The task
Every line holding the word "score" counts once. Give the total, nothing more.

##### Dataset records #####

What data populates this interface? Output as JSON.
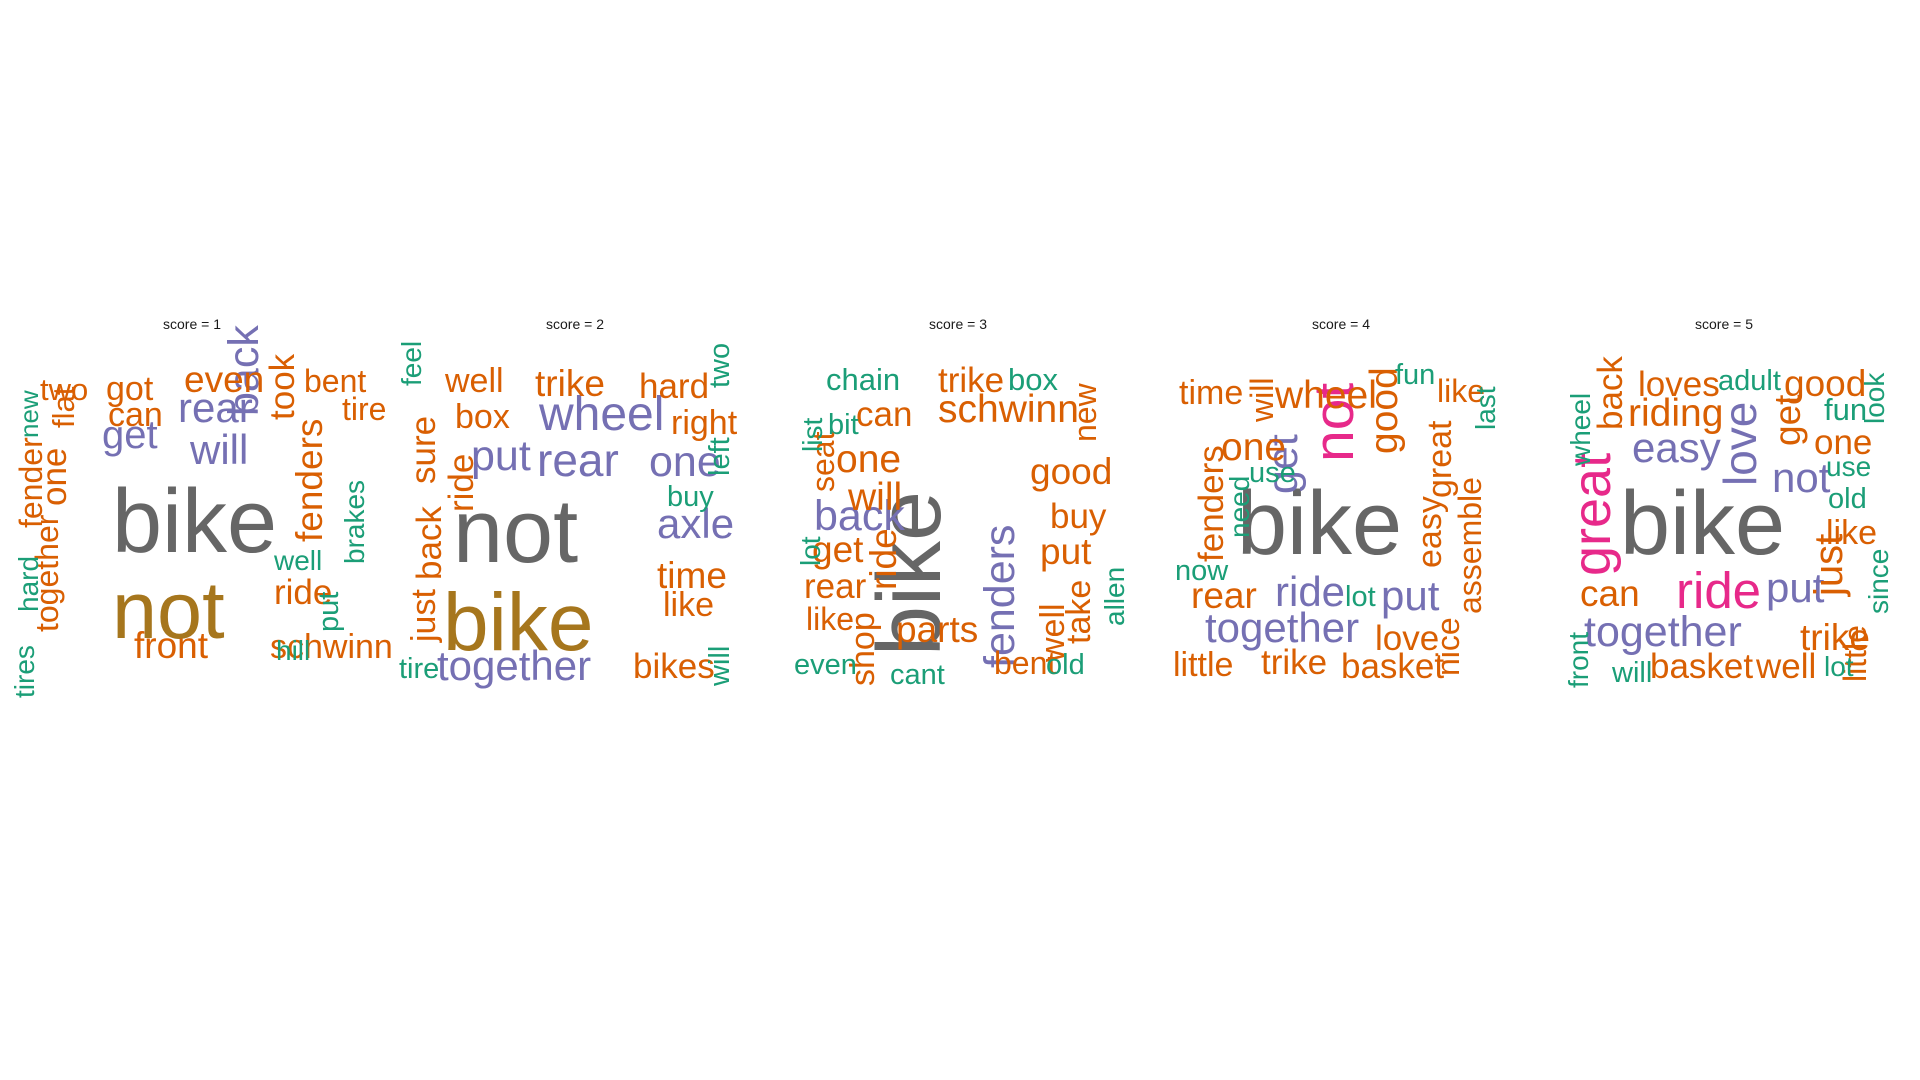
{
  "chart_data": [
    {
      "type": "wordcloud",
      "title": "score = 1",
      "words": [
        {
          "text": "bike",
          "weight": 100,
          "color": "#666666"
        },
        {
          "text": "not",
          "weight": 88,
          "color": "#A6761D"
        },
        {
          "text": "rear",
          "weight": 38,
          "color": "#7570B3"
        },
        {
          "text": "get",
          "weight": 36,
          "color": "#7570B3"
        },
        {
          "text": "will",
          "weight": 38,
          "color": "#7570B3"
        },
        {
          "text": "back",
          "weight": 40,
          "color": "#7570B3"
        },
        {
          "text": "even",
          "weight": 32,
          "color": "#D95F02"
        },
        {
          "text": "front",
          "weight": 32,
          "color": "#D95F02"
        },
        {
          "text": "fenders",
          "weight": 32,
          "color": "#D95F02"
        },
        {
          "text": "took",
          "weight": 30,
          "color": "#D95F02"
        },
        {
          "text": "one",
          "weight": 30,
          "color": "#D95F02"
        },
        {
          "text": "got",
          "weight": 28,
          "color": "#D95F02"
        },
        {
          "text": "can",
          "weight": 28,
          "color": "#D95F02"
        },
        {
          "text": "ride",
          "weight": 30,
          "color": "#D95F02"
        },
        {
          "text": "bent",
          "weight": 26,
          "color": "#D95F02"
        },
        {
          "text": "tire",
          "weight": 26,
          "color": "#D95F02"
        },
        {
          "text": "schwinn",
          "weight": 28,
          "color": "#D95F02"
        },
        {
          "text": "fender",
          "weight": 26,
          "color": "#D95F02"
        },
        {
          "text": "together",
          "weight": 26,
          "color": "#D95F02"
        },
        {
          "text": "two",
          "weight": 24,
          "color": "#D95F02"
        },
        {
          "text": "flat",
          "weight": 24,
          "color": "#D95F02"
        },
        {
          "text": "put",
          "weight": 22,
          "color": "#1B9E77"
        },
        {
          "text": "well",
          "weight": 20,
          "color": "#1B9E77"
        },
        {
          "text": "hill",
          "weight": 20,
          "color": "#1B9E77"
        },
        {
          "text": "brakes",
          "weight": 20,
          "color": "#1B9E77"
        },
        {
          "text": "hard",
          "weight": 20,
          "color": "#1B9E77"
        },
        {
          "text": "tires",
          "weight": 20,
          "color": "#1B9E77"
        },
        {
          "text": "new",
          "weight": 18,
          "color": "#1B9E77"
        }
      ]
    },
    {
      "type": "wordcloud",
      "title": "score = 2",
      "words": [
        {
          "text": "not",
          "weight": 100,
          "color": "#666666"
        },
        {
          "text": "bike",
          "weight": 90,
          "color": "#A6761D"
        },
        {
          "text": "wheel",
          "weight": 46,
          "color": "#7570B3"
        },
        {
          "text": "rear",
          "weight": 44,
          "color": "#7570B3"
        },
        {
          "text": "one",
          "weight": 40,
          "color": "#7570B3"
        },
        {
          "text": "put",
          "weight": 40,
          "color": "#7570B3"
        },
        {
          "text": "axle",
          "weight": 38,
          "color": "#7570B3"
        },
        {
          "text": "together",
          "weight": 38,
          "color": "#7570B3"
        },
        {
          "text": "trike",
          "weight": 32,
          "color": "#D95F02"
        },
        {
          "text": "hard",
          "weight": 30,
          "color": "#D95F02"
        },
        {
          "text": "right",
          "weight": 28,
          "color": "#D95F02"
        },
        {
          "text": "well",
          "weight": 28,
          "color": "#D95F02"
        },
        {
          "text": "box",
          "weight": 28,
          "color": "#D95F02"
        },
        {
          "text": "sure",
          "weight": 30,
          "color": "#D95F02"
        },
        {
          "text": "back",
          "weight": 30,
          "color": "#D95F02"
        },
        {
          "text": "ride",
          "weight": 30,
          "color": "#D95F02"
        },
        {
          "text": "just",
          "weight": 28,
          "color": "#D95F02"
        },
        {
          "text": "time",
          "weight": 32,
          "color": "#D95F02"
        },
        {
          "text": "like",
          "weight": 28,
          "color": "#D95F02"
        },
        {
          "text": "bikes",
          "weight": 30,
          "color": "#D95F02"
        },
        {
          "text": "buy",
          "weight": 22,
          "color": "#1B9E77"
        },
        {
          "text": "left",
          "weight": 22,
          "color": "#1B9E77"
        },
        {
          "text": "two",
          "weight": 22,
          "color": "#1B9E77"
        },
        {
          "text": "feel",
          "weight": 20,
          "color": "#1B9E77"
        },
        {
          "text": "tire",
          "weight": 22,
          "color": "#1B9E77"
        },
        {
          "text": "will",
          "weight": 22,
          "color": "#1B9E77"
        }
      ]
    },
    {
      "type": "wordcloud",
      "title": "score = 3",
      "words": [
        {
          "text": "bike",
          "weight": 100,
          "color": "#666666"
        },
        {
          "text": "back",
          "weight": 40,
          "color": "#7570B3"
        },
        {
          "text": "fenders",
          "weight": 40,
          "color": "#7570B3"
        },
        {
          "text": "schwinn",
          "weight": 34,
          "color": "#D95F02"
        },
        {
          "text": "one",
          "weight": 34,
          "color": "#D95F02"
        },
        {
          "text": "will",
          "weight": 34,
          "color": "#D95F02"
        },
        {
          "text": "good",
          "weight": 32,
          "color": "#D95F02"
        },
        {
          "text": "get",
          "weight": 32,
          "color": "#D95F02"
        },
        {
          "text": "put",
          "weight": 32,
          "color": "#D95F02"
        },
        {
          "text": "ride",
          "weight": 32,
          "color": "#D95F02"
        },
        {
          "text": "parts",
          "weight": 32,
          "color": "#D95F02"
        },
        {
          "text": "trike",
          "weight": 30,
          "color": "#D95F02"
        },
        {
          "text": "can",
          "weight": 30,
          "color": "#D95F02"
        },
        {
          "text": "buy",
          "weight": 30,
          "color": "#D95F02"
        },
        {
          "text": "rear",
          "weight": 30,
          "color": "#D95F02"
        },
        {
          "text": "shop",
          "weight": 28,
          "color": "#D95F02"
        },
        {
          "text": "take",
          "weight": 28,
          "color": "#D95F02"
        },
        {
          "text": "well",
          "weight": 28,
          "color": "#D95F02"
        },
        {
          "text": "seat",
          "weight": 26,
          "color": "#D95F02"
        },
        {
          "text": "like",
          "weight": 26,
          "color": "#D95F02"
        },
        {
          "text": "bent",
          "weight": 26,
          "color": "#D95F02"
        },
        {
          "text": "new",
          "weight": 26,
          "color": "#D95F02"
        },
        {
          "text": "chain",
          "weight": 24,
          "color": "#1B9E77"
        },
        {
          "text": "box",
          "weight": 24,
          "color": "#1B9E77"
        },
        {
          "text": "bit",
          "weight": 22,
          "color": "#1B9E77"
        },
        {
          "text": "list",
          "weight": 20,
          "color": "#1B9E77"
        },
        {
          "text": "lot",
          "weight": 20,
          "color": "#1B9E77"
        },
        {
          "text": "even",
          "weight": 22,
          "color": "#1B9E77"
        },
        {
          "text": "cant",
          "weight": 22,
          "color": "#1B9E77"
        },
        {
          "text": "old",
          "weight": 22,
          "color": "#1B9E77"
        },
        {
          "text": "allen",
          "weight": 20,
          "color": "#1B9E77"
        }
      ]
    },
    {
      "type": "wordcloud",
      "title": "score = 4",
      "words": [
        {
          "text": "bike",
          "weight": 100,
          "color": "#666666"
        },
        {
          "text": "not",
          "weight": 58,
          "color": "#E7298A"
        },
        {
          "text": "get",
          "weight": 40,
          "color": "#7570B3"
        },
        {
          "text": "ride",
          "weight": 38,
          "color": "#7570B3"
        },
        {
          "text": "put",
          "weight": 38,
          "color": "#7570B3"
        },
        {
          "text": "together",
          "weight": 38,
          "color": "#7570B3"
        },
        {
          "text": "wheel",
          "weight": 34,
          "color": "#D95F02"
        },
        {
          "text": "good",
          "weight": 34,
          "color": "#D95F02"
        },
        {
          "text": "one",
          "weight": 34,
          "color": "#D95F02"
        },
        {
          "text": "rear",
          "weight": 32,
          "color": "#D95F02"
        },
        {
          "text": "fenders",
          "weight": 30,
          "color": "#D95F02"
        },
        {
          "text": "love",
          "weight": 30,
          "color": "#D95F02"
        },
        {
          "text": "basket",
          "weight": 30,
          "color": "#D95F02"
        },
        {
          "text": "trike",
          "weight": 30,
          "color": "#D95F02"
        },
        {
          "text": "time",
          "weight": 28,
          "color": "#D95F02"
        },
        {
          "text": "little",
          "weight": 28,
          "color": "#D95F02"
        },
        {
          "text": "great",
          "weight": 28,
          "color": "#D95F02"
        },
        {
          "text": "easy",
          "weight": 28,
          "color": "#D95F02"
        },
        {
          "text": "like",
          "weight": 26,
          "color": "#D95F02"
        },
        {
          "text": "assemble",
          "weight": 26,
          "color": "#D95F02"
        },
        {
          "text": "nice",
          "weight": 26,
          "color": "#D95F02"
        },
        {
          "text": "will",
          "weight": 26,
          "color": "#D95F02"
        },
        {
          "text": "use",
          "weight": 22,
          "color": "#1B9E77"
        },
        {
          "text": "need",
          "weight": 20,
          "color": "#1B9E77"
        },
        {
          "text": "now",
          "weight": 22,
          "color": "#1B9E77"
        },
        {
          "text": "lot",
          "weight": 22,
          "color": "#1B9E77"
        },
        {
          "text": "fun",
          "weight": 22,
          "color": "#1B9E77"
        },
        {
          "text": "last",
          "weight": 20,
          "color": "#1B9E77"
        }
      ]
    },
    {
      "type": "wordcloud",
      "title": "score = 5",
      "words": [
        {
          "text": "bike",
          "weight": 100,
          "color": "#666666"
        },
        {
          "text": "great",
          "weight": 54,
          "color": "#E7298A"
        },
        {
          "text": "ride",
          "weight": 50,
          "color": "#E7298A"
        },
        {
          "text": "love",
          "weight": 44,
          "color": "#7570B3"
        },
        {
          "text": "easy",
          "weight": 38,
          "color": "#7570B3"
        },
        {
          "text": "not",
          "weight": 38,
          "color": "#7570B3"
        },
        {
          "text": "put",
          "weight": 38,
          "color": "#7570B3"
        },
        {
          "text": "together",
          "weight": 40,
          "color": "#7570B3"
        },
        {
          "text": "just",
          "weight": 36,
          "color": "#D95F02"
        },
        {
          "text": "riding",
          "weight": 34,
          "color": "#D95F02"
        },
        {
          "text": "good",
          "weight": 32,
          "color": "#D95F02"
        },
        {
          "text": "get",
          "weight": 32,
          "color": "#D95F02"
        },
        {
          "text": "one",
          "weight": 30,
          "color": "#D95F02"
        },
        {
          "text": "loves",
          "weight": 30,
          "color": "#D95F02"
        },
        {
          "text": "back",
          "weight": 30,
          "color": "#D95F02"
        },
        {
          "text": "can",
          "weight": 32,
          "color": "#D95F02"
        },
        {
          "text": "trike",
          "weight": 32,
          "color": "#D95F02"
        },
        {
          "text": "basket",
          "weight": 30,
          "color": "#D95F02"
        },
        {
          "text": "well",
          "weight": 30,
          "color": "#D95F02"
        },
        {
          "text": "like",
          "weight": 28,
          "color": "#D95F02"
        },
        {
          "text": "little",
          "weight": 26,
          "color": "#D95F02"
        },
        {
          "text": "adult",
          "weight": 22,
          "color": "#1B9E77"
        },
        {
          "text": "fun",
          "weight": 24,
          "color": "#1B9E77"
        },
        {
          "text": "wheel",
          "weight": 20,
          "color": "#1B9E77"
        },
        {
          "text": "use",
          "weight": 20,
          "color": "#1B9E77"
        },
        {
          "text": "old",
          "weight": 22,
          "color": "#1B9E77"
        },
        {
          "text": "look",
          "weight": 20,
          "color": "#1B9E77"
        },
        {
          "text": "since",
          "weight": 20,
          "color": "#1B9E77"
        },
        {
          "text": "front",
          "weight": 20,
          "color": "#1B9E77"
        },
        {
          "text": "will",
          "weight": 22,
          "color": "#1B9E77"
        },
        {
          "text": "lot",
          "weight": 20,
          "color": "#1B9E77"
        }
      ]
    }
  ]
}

#####

Output of the exercise
5